▸ **WHAT IS NEEDED**:
Reproduce the records below exactly, leaving out any pictures.

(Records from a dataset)
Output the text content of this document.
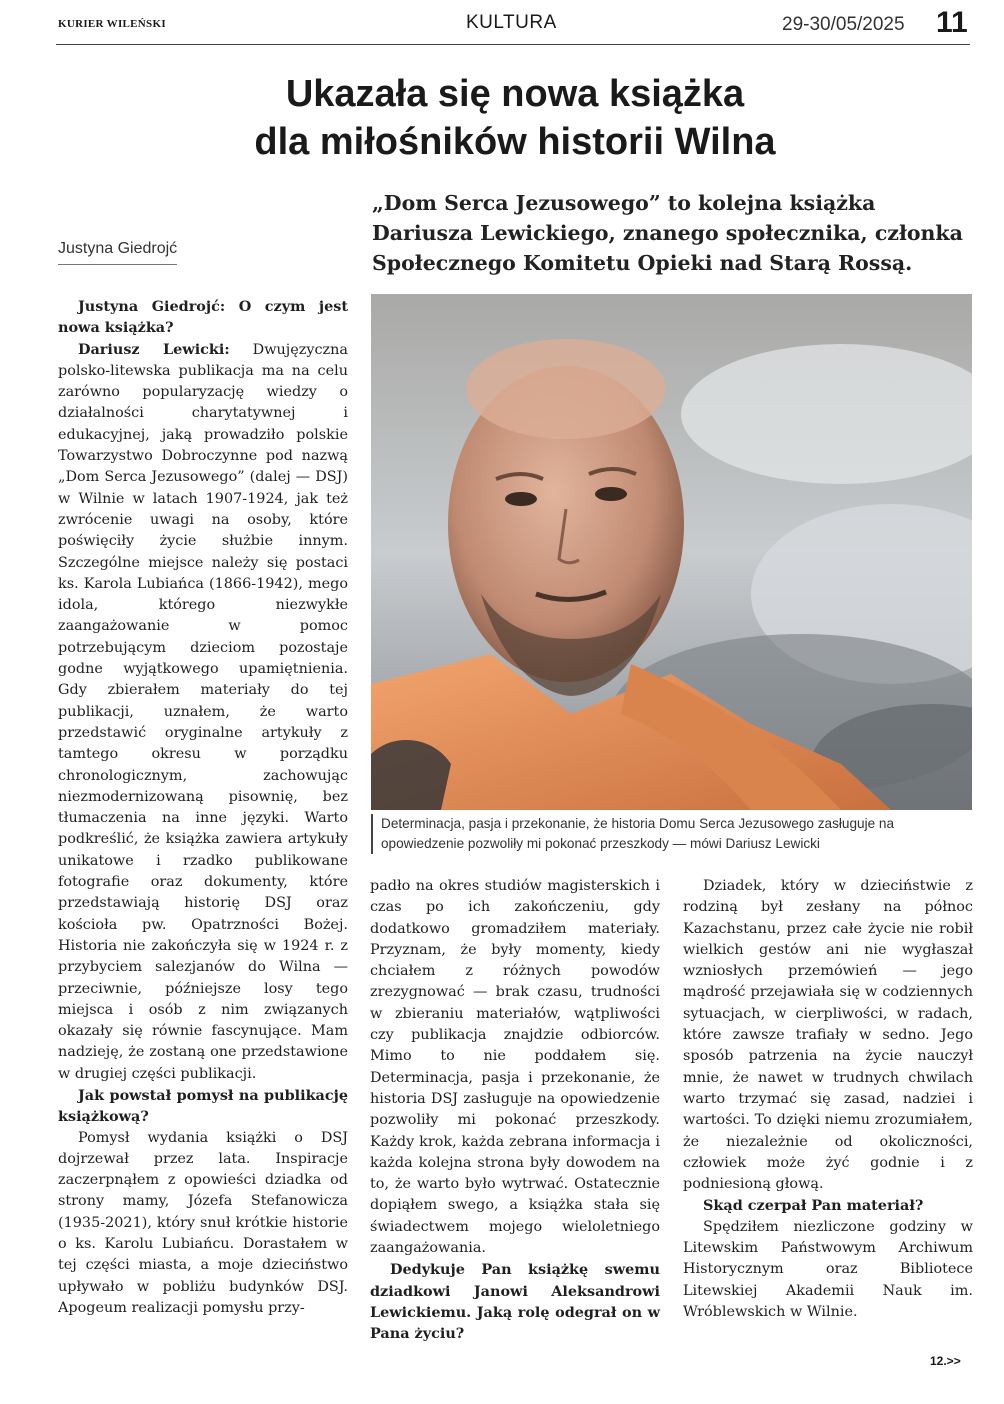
KURIER WILEŃSKI	KULTURA	29-30/05/2025 11
Ukazała się nowa książka
dla miłośników historii Wilna
„Dom Serca Jezusowego” to kolejna książka Dariusza Lewickiego, znanego społecznika, członka Społecznego Komitetu Opieki nad Starą Rossą.
Justyna Giedrojć

Justyna Giedrojć: O czym jest nowa książka?

Dariusz Lewicki: Dwujęzyczna polsko-litewska publikacja ma na celu zarówno popularyzację wiedzy o działalności charytatywnej i edukacyjnej, jaką prowadziło polskie Towarzystwo Dobroczynne pod nazwą „Dom Serca Jezusowego” (dalej — DSJ) w Wilnie w latach 1907-1924, jak też zwrócenie uwagi na osoby, które poświęciły życie służbie innym. Szczególne miejsce należy się postaci ks. Karola Lubiańca (1866-1942), mego idola, którego niezwykłe zaangażowanie w pomoc potrzebującym dzieciom pozostaje godne wyjątkowego upamiętnienia. Gdy zbierałem materiały do tej publikacji, uznałem, że warto przedstawić oryginalne artykuły z tamtego okresu w porządku chronologicznym, zachowując niezmodernizowaną pisownię, bez tłumaczenia na inne języki. Warto podkreślić, że książka zawiera artykuły unikatowe i rzadko publikowane fotografie oraz dokumenty, które przedstawiają historię DSJ oraz kościoła pw. Opatrzności Bożej. Historia nie zakończyła się w 1924 r. z przybyciem salezjanów do Wilna — przeciwnie, późniejsze losy tego miejsca i osób z nim związanych okazały się równie fascynujące. Mam nadzieję, że zostaną one przedstawione w drugiej części publikacji.

Jak powstał pomysł na publikację książkową?

Pomysł wydania książki o DSJ dojrzewał przez lata. Inspiracje zaczerpnąłem z opowieści dziadka od strony mamy, Józefa Stefanowicza (1935-2021), który snuł krótkie historie o ks. Karolu Lubiańcu. Dorastałem w tej części miasta, a moje dzieciństwo upływało w pobliżu budynków DSJ. Apogeum realizacji pomysłu przy-

Determinacja, pasja i przekonanie, że historia Domu Serca Jezusowego zasługuje na opowiedzenie pozwoliły mi pokonać przeszkody — mówi Dariusz Lewicki

padło na okres studiów magisterskich i czas po ich zakończeniu, gdy dodatkowo gromadziłem materiały. Przyznam, że były momenty, kiedy chciałem z różnych powodów zrezygnować — brak czasu, trudności w zbieraniu materiałów, wątpliwości czy publikacja znajdzie odbiorców. Mimo to nie poddałem się. Determinacja, pasja i przekonanie, że historia DSJ zasługuje na opowiedzenie pozwoliły mi pokonać przeszkody. Każdy krok, każda zebrana informacja i każda kolejna strona były dowodem na to, że warto było wytrwać. Ostatecznie dopiąłem swego, a książka stała się świadectwem mojego wieloletniego zaangażowania.

Dedykuje Pan książkę swemu dziadkowi Janowi Aleksandrowi Lewickiemu. Jaką rolę odegrał on w Pana życiu?

Dziadek, który w dzieciństwie z rodziną był zesłany na północ Kazachstanu, przez całe życie nie robił wielkich gestów ani nie wygłaszał wzniosłych przemówień — jego mądrość przejawiała się w codziennych sytuacjach, w cierpliwości, w radach, które zawsze trafiały w sedno. Jego sposób patrzenia na życie nauczył mnie, że nawet w trudnych chwilach warto trzymać się zasad, nadziei i wartości. To dzięki niemu zrozumiałem, że niezależnie od okoliczności, człowiek może żyć godnie i z podniesioną głową.

Skąd czerpał Pan materiał?

Spędziłem niezliczone godziny w Litewskim Państwowym Archiwum Historycznym oraz Bibliotece Litewskiej Akademii Nauk im. Wróblewskich w Wilnie.

12.>>
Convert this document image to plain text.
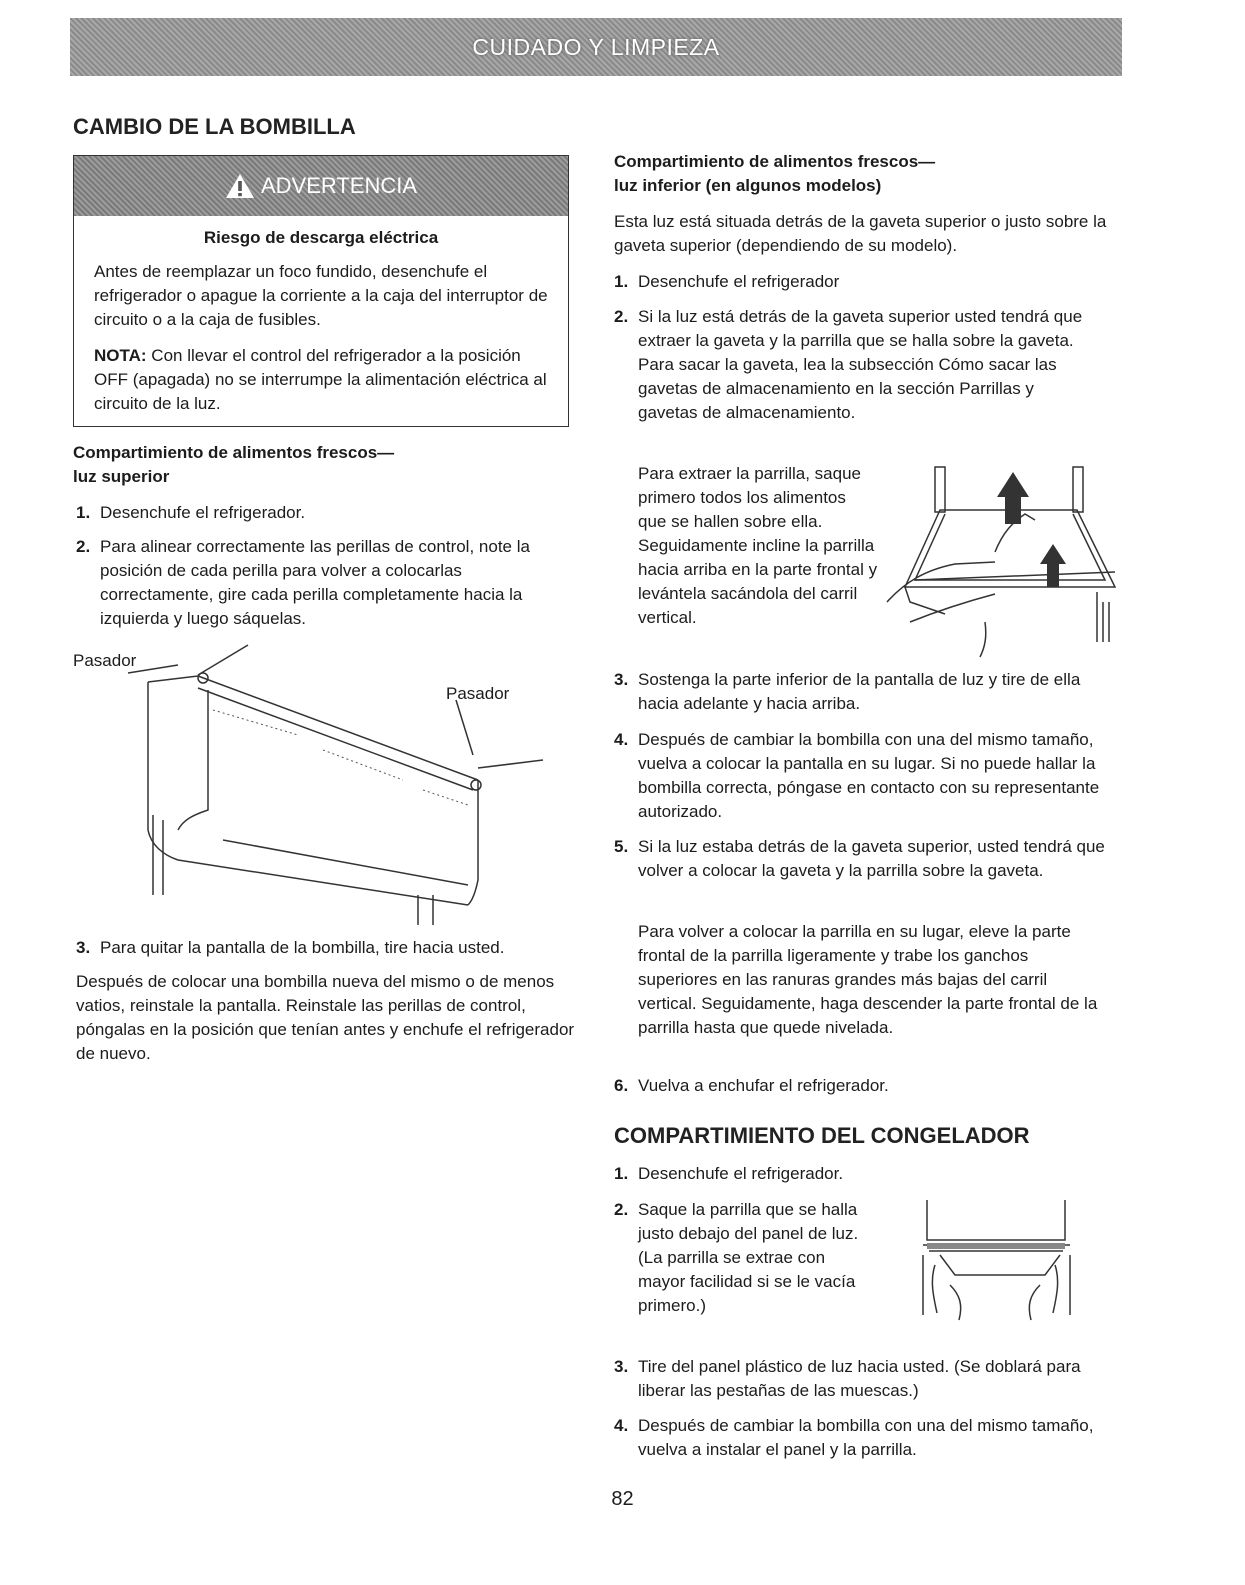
CUIDADO Y LIMPIEZA
CAMBIO DE LA BOMBILLA
ADVERTENCIA
Riesgo de descarga eléctrica
Antes de reemplazar un foco fundido, desenchufe el refrigerador o apague la corriente a la caja del interruptor de circuito o a la caja de fusibles.
NOTA: Con llevar el control del refrigerador a la posición OFF (apagada) no se interrumpe la alimentación eléctrica al circuito de la luz.
Compartimiento de alimentos frescos—
luz superior
1. Desenchufe el refrigerador.
2. Para alinear correctamente las perillas de control, note la posición de cada perilla para volver a colocarlas correctamente, gire cada perilla completamente hacia la izquierda y luego sáquelas.
Pasador
Pasador
3. Para quitar la pantalla de la bombilla, tire hacia usted.
Después de colocar una bombilla nueva del mismo o de menos vatios, reinstale la pantalla. Reinstale las perillas de control, póngalas en la posición que tenían antes y enchufe el refrigerador de nuevo.
Compartimiento de alimentos frescos—
luz inferior (en algunos modelos)
Esta luz está situada detrás de la gaveta superior o justo sobre la gaveta superior (dependiendo de su modelo).
1. Desenchufe el refrigerador
2. Si la luz está detrás de la gaveta superior usted tendrá que extraer la gaveta y la parrilla que se halla sobre la gaveta. Para sacar la gaveta, lea la subsección Cómo sacar las gavetas de almacenamiento en la sección Parrillas y gavetas de almacenamiento.
Para extraer la parrilla, saque primero todos los alimentos que se hallen sobre ella. Seguidamente incline la parrilla hacia arriba en la parte frontal y levántela sacándola del carril vertical.
3. Sostenga la parte inferior de la pantalla de luz y tire de ella hacia adelante y hacia arriba.
4. Después de cambiar la bombilla con una del mismo tamaño, vuelva a colocar la pantalla en su lugar. Si no puede hallar la bombilla correcta, póngase en contacto con su representante autorizado.
5. Si la luz estaba detrás de la gaveta superior, usted tendrá que volver a colocar la gaveta y la parrilla sobre la gaveta.
Para volver a colocar la parrilla en su lugar, eleve la parte frontal de la parrilla ligeramente y trabe los ganchos superiores en las ranuras grandes más bajas del carril vertical. Seguidamente, haga descender la parte frontal de la parrilla hasta que quede nivelada.
6. Vuelva a enchufar el refrigerador.
COMPARTIMIENTO DEL CONGELADOR
1. Desenchufe el refrigerador.
2. Saque la parrilla que se halla justo debajo del panel de luz. (La parrilla se extrae con mayor facilidad si se le vacía primero.)
3. Tire del panel plástico de luz hacia usted. (Se doblará para liberar las pestañas de las muescas.)
4. Después de cambiar la bombilla con una del mismo tamaño, vuelva a instalar el panel y la parrilla.
82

▸ **COMPLETE RESPONSE**:
Output the text content of this document.
KURIER WILEŃSKI	KULTURA	29-30/05/2025 11
Ukazała się nowa książka
dla miłośników historii Wilna
„Dom Serca Jezusowego” to kolejna książka Dariusza Lewickiego, znanego społecznika, członka Społecznego Komitetu Opieki nad Starą Rossą.
Justyna Giedrojć

Justyna Giedrojć: O czym jest nowa książka?

Dariusz Lewicki: Dwujęzyczna polsko-litewska publikacja ma na celu zarówno popularyzację wiedzy o działalności charytatywnej i edukacyjnej, jaką prowadziło polskie Towarzystwo Dobroczynne pod nazwą „Dom Serca Jezusowego” (dalej — DSJ) w Wilnie w latach 1907-1924, jak też zwrócenie uwagi na osoby, które poświęciły życie służbie innym. Szczególne miejsce należy się postaci ks. Karola Lubiańca (1866-1942), mego idola, którego niezwykłe zaangażowanie w pomoc potrzebującym dzieciom pozostaje godne wyjątkowego upamiętnienia. Gdy zbierałem materiały do tej publikacji, uznałem, że warto przedstawić oryginalne artykuły z tamtego okresu w porządku chronologicznym, zachowując niezmodernizowaną pisownię, bez tłumaczenia na inne języki. Warto podkreślić, że książka zawiera artykuły unikatowe i rzadko publikowane fotografie oraz dokumenty, które przedstawiają historię DSJ oraz kościoła pw. Opatrzności Bożej. Historia nie zakończyła się w 1924 r. z przybyciem salezjanów do Wilna — przeciwnie, późniejsze losy tego miejsca i osób z nim związanych okazały się równie fascynujące. Mam nadzieję, że zostaną one przedstawione w drugiej części publikacji.

Jak powstał pomysł na publikację książkową?

Pomysł wydania książki o DSJ dojrzewał przez lata. Inspiracje zaczerpnąłem z opowieści dziadka od strony mamy, Józefa Stefanowicza (1935-2021), który snuł krótkie historie o ks. Karolu Lubiańcu. Dorastałem w tej części miasta, a moje dzieciństwo upływało w pobliżu budynków DSJ. Apogeum realizacji pomysłu przy-

Determinacja, pasja i przekonanie, że historia Domu Serca Jezusowego zasługuje na opowiedzenie pozwoliły mi pokonać przeszkody — mówi Dariusz Lewicki

padło na okres studiów magisterskich i czas po ich zakończeniu, gdy dodatkowo gromadziłem materiały. Przyznam, że były momenty, kiedy chciałem z różnych powodów zrezygnować — brak czasu, trudności w zbieraniu materiałów, wątpliwości czy publikacja znajdzie odbiorców. Mimo to nie poddałem się. Determinacja, pasja i przekonanie, że historia DSJ zasługuje na opowiedzenie pozwoliły mi pokonać przeszkody. Każdy krok, każda zebrana informacja i każda kolejna strona były dowodem na to, że warto było wytrwać. Ostatecznie dopiąłem swego, a książka stała się świadectwem mojego wieloletniego zaangażowania.

Dedykuje Pan książkę swemu dziadkowi Janowi Aleksandrowi Lewickiemu. Jaką rolę odegrał on w Pana życiu?

Dziadek, który w dzieciństwie z rodziną był zesłany na północ Kazachstanu, przez całe życie nie robił wielkich gestów ani nie wygłaszał wzniosłych przemówień — jego mądrość przejawiała się w codziennych sytuacjach, w cierpliwości, w radach, które zawsze trafiały w sedno. Jego sposób patrzenia na życie nauczył mnie, że nawet w trudnych chwilach warto trzymać się zasad, nadziei i wartości. To dzięki niemu zrozumiałem, że niezależnie od okoliczności, człowiek może żyć godnie i z podniesioną głową.

Skąd czerpał Pan materiał?

Spędziłem niezliczone godziny w Litewskim Państwowym Archiwum Historycznym oraz Bibliotece Litewskiej Akademii Nauk im. Wróblewskich w Wilnie.

12.>>
Convert this document image to plain text.
CUIDADO Y LIMPIEZA
CAMBIO DE LA BOMBILLA
ADVERTENCIA
Riesgo de descarga eléctrica
Antes de reemplazar un foco fundido, desenchufe el refrigerador o apague la corriente a la caja del interruptor de circuito o a la caja de fusibles.
NOTA: Con llevar el control del refrigerador a la posición OFF (apagada) no se interrumpe la alimentación eléctrica al circuito de la luz.
Compartimiento de alimentos frescos—
luz superior
1. Desenchufe el refrigerador.
2. Para alinear correctamente las perillas de control, note la posición de cada perilla para volver a colocarlas correctamente, gire cada perilla completamente hacia la izquierda y luego sáquelas.
Pasador
Pasador
3. Para quitar la pantalla de la bombilla, tire hacia usted.
Después de colocar una bombilla nueva del mismo o de menos vatios, reinstale la pantalla. Reinstale las perillas de control, póngalas en la posición que tenían antes y enchufe el refrigerador de nuevo.
Compartimiento de alimentos frescos—
luz inferior (en algunos modelos)
Esta luz está situada detrás de la gaveta superior o justo sobre la gaveta superior (dependiendo de su modelo).
1. Desenchufe el refrigerador
2. Si la luz está detrás de la gaveta superior usted tendrá que extraer la gaveta y la parrilla que se halla sobre la gaveta. Para sacar la gaveta, lea la subsección Cómo sacar las gavetas de almacenamiento en la sección Parrillas y gavetas de almacenamiento.
Para extraer la parrilla, saque primero todos los alimentos que se hallen sobre ella. Seguidamente incline la parrilla hacia arriba en la parte frontal y levántela sacándola del carril vertical.
3. Sostenga la parte inferior de la pantalla de luz y tire de ella hacia adelante y hacia arriba.
4. Después de cambiar la bombilla con una del mismo tamaño, vuelva a colocar la pantalla en su lugar. Si no puede hallar la bombilla correcta, póngase en contacto con su representante autorizado.
5. Si la luz estaba detrás de la gaveta superior, usted tendrá que volver a colocar la gaveta y la parrilla sobre la gaveta.
Para volver a colocar la parrilla en su lugar, eleve la parte frontal de la parrilla ligeramente y trabe los ganchos superiores en las ranuras grandes más bajas del carril vertical. Seguidamente, haga descender la parte frontal de la parrilla hasta que quede nivelada.
6. Vuelva a enchufar el refrigerador.
COMPARTIMIENTO DEL CONGELADOR
1. Desenchufe el refrigerador.
2. Saque la parrilla que se halla justo debajo del panel de luz. (La parrilla se extrae con mayor facilidad si se le vacía primero.)
3. Tire del panel plástico de luz hacia usted. (Se doblará para liberar las pestañas de las muescas.)
4. Después de cambiar la bombilla con una del mismo tamaño, vuelva a instalar el panel y la parrilla.
82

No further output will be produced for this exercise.